REQUIRED WORK:
Produce a word-for-word copy of the listing below without its pictures.

MATERIAL FOR THE TASK:
------------------------------------------------------------------------
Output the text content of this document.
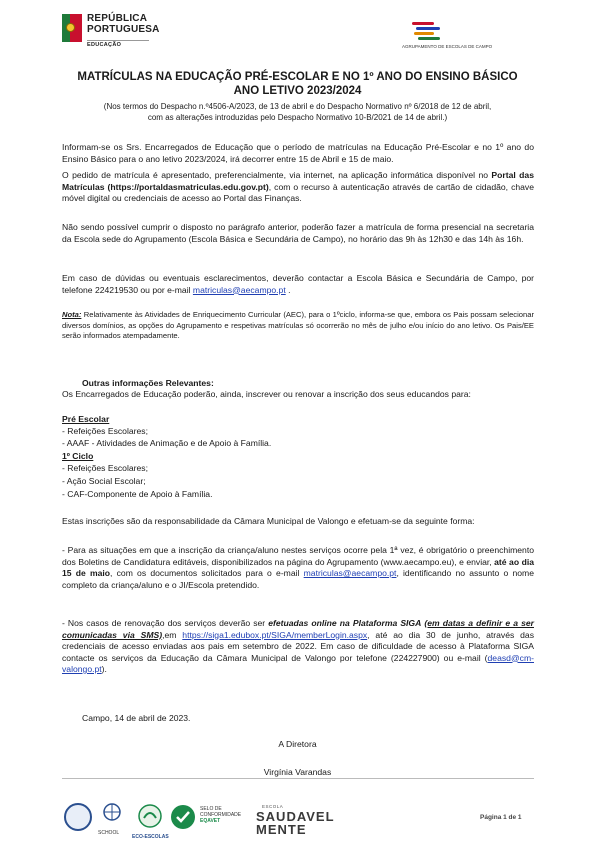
REPÚBLICA
PORTUGUESA
EDUCAÇÃO	AGRUPAMENTO DE ESCOLAS DE CAMPO
MATRÍCULAS NA EDUCAÇÃO PRÉ-ESCOLAR E NO 1º ANO DO ENSINO BÁSICO
ANO LETIVO 2023/2024
(Nos termos do Despacho n.º4506-A/2023, de 13 de abril e do Despacho Normativo nº 6/2018 de 12 de abril,
com as alterações introduzidas pelo Despacho Normativo 10-B/2021 de 14 de abril.)
Informam-se os Srs. Encarregados de Educação que o período de matrículas na Educação Pré-Escolar e no 1º ano do Ensino Básico para o ano letivo 2023/2024, irá decorrer entre 15 de Abril e 15 de maio.
O pedido de matrícula é apresentado, preferencialmente, via internet, na aplicação informática disponível no Portal das Matrículas (https://portaldasmatriculas.edu.gov.pt), com o recurso à autenticação através de cartão de cidadão, chave móvel digital ou credenciais de acesso ao Portal das Finanças.
Não sendo possível cumprir o disposto no parágrafo anterior, poderão fazer a matrícula de forma presencial na secretaria da Escola sede do Agrupamento (Escola Básica e Secundária de Campo), no horário das 9h às 12h30 e das 14h às 16h.
Em caso de dúvidas ou eventuais esclarecimentos, deverão contactar a Escola Básica e Secundária de Campo, por telefone 224219530 ou por e-mail matriculas@aecampo.pt .
Nota: Relativamente às Atividades de Enriquecimento Curricular (AEC), para o 1ºciclo, informa-se que, embora os Pais possam selecionar diversos domínios, as opções do Agrupamento e respetivas matrículas só ocorrerão no mês de julho e/ou início do ano letivo. Os Pais/EE serão informados atempadamente.
Outras informações Relevantes:
Os Encarregados de Educação poderão, ainda, inscrever ou renovar a inscrição dos seus educandos para:
Pré Escolar
- Refeições Escolares;
- AAAF - Atividades de Animação e de Apoio à Família.
1º Ciclo
- Refeições Escolares;
- Ação Social Escolar;
- CAF-Componente de Apoio à Família.
Estas inscrições são da responsabilidade da Câmara Municipal de Valongo e efetuam-se da seguinte forma:
- Para as situações em que a inscrição da criança/aluno nestes serviços ocorre pela 1ª vez, é obrigatório o preenchimento dos Boletins de Candidatura editáveis, disponibilizados na página do Agrupamento (www.aecampo.eu), e enviar, até ao dia 15 de maio, com os documentos solicitados para o e-mail matriculas@aecampo.pt, identificando no assunto o nome completo da criança/aluno e o JI/Escola pretendido.
- Nos casos de renovação dos serviços deverão ser efetuadas online na Plataforma SIGA (em datas a definir e a ser comunicadas via SMS),em https://siga1.edubox.pt/SIGA/memberLogin.aspx, até ao dia 30 de junho, através das credenciais de acesso enviadas aos pais em setembro de 2022. Em caso de dificuldade de acesso à Plataforma SIGA contacte os serviços da Educação da Câmara Municipal de Valongo por telefone (224227900) ou e-mail (deasd@cm-valongo.pt).
Campo, 14 de abril de 2023.
A Diretora
Virgínia Varandas
SCHOOL
ECO-ESCOLAS
SELO DE
CONFORMIDADE
EQAVET
ESCOLA
SAUDAVEL
MENTE
Página 1 de 1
------------------------------------------------------------------------
COMPLETE OUTPUT:
Output the text content of this document.
REPÚBLICA
PORTUGUESA
EDUCAÇÃO	AGRUPAMENTO DE ESCOLAS DE CAMPO
MATRÍCULAS NA EDUCAÇÃO PRÉ-ESCOLAR E NO 1º ANO DO ENSINO BÁSICO
ANO LETIVO 2023/2024
(Nos termos do Despacho n.º4506-A/2023, de 13 de abril e do Despacho Normativo nº 6/2018 de 12 de abril,
com as alterações introduzidas pelo Despacho Normativo 10-B/2021 de 14 de abril.)
Informam-se os Srs. Encarregados de Educação que o período de matrículas na Educação Pré-Escolar e no 1º ano do Ensino Básico para o ano letivo 2023/2024, irá decorrer entre 15 de Abril e 15 de maio.
O pedido de matrícula é apresentado, preferencialmente, via internet, na aplicação informática disponível no Portal das Matrículas (https://portaldasmatriculas.edu.gov.pt), com o recurso à autenticação através de cartão de cidadão, chave móvel digital ou credenciais de acesso ao Portal das Finanças.
Não sendo possível cumprir o disposto no parágrafo anterior, poderão fazer a matrícula de forma presencial na secretaria da Escola sede do Agrupamento (Escola Básica e Secundária de Campo), no horário das 9h às 12h30 e das 14h às 16h.
Em caso de dúvidas ou eventuais esclarecimentos, deverão contactar a Escola Básica e Secundária de Campo, por telefone 224219530 ou por e-mail matriculas@aecampo.pt .
Nota: Relativamente às Atividades de Enriquecimento Curricular (AEC), para o 1ºciclo, informa-se que, embora os Pais possam selecionar diversos domínios, as opções do Agrupamento e respetivas matrículas só ocorrerão no mês de julho e/ou início do ano letivo. Os Pais/EE serão informados atempadamente.
Outras informações Relevantes:
Os Encarregados de Educação poderão, ainda, inscrever ou renovar a inscrição dos seus educandos para:
Pré Escolar
- Refeições Escolares;
- AAAF - Atividades de Animação e de Apoio à Família.
1º Ciclo
- Refeições Escolares;
- Ação Social Escolar;
- CAF-Componente de Apoio à Família.
Estas inscrições são da responsabilidade da Câmara Municipal de Valongo e efetuam-se da seguinte forma:
- Para as situações em que a inscrição da criança/aluno nestes serviços ocorre pela 1ª vez, é obrigatório o preenchimento dos Boletins de Candidatura editáveis, disponibilizados na página do Agrupamento (www.aecampo.eu), e enviar, até ao dia 15 de maio, com os documentos solicitados para o e-mail matriculas@aecampo.pt, identificando no assunto o nome completo da criança/aluno e o JI/Escola pretendido.
- Nos casos de renovação dos serviços deverão ser efetuadas online na Plataforma SIGA (em datas a definir e a ser comunicadas via SMS),em https://siga1.edubox.pt/SIGA/memberLogin.aspx, até ao dia 30 de junho, através das credenciais de acesso enviadas aos pais em setembro de 2022. Em caso de dificuldade de acesso à Plataforma SIGA contacte os serviços da Educação da Câmara Municipal de Valongo por telefone (224227900) ou e-mail (deasd@cm-valongo.pt).
Campo, 14 de abril de 2023.
A Diretora
Virgínia Varandas
SCHOOL
ECO-ESCOLAS
SELO DE
CONFORMIDADE
EQAVET
ESCOLA
SAUDAVEL
MENTE
Página 1 de 1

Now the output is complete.